BRIEF: Transcribe the material verbatim in full; the pictures do not belong in the copy.

DATA FOR THIS TASK:
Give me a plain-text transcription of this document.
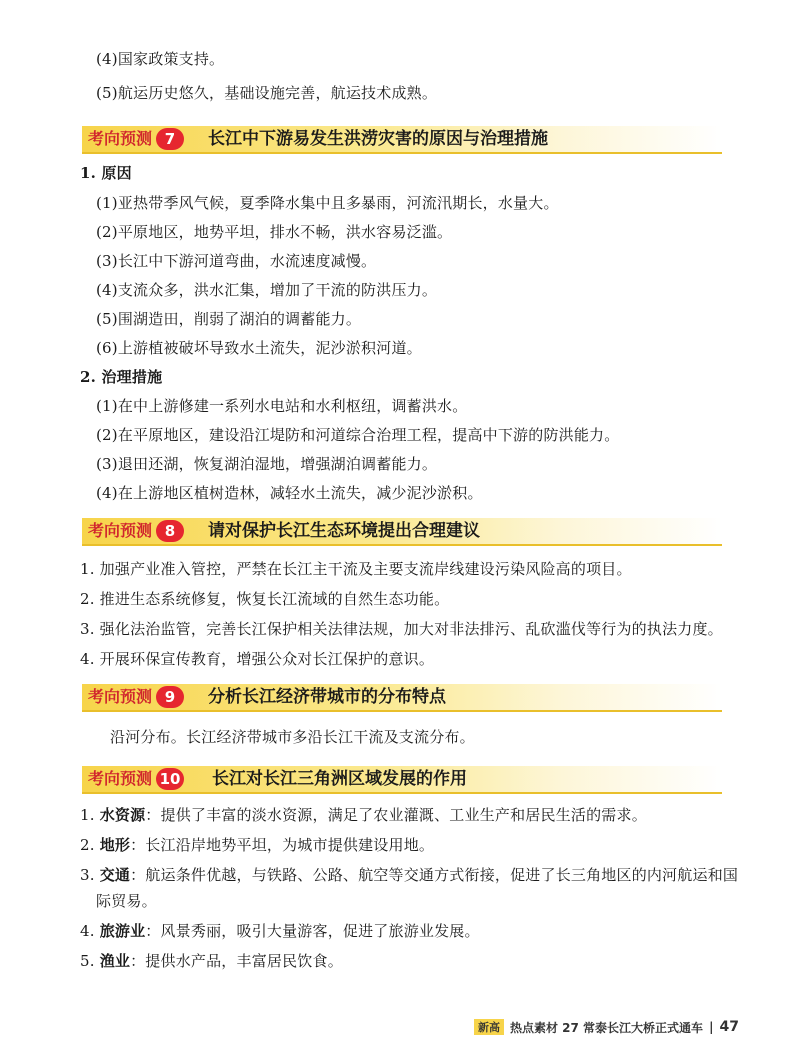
(4)国家政策支持。
(5)航运历史悠久，基础设施完善，航运技术成熟。
考向预测 7	长江中下游易发生洪涝灾害的原因与治理措施
1. 原因
(1)亚热带季风气候，夏季降水集中且多暴雨，河流汛期长，水量大。
(2)平原地区，地势平坦，排水不畅，洪水容易泛滥。
(3)长江中下游河道弯曲，水流速度减慢。
(4)支流众多，洪水汇集，增加了干流的防洪压力。
(5)围湖造田，削弱了湖泊的调蓄能力。
(6)上游植被破坏导致水土流失，泥沙淤积河道。
2. 治理措施
(1)在中上游修建一系列水电站和水利枢纽，调蓄洪水。
(2)在平原地区，建设沿江堤防和河道综合治理工程，提高中下游的防洪能力。
(3)退田还湖，恢复湖泊湿地，增强湖泊调蓄能力。
(4)在上游地区植树造林，减轻水土流失，减少泥沙淤积。
考向预测 8	请对保护长江生态环境提出合理建议
1. 加强产业准入管控，严禁在长江主干流及主要支流岸线建设污染风险高的项目。
2. 推进生态系统修复，恢复长江流域的自然生态功能。
3. 强化法治监管，完善长江保护相关法律法规，加大对非法排污、乱砍滥伐等行为的执法力度。
4. 开展环保宣传教育，增强公众对长江保护的意识。
考向预测 9	分析长江经济带城市的分布特点
沿河分布。长江经济带城市多沿长江干流及支流分布。
考向预测 10 长江对长江三角洲区域发展的作用
1. 水资源：提供了丰富的淡水资源，满足了农业灌溉、工业生产和居民生活的需求。
2. 地形：长江沿岸地势平坦，为城市提供建设用地。
3. 交通：航运条件优越，与铁路、公路、航空等交通方式衔接，促进了长三角地区的内河航运和国
际贸易。
4. 旅游业：风景秀丽，吸引大量游客，促进了旅游业发展。
5. 渔业：提供水产品，丰富居民饮食。
新高 热点素材 27 常泰长江大桥正式通车 | 47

SOLUTION FOR THIS TASK:
Give me a plain-text transcription of this document.
(4)国家政策支持。
(5)航运历史悠久，基础设施完善，航运技术成熟。
考向预测 7	长江中下游易发生洪涝灾害的原因与治理措施
1. 原因
(1)亚热带季风气候，夏季降水集中且多暴雨，河流汛期长，水量大。
(2)平原地区，地势平坦，排水不畅，洪水容易泛滥。
(3)长江中下游河道弯曲，水流速度减慢。
(4)支流众多，洪水汇集，增加了干流的防洪压力。
(5)围湖造田，削弱了湖泊的调蓄能力。
(6)上游植被破坏导致水土流失，泥沙淤积河道。
2. 治理措施
(1)在中上游修建一系列水电站和水利枢纽，调蓄洪水。
(2)在平原地区，建设沿江堤防和河道综合治理工程，提高中下游的防洪能力。
(3)退田还湖，恢复湖泊湿地，增强湖泊调蓄能力。
(4)在上游地区植树造林，减轻水土流失，减少泥沙淤积。
考向预测 8	请对保护长江生态环境提出合理建议
1. 加强产业准入管控，严禁在长江主干流及主要支流岸线建设污染风险高的项目。
2. 推进生态系统修复，恢复长江流域的自然生态功能。
3. 强化法治监管，完善长江保护相关法律法规，加大对非法排污、乱砍滥伐等行为的执法力度。
4. 开展环保宣传教育，增强公众对长江保护的意识。
考向预测 9	分析长江经济带城市的分布特点
沿河分布。长江经济带城市多沿长江干流及支流分布。
考向预测 10 长江对长江三角洲区域发展的作用
1. 水资源：提供了丰富的淡水资源，满足了农业灌溉、工业生产和居民生活的需求。
2. 地形：长江沿岸地势平坦，为城市提供建设用地。
3. 交通：航运条件优越，与铁路、公路、航空等交通方式衔接，促进了长三角地区的内河航运和国
际贸易。
4. 旅游业：风景秀丽，吸引大量游客，促进了旅游业发展。
5. 渔业：提供水产品，丰富居民饮食。
新高 热点素材 27 常泰长江大桥正式通车 | 47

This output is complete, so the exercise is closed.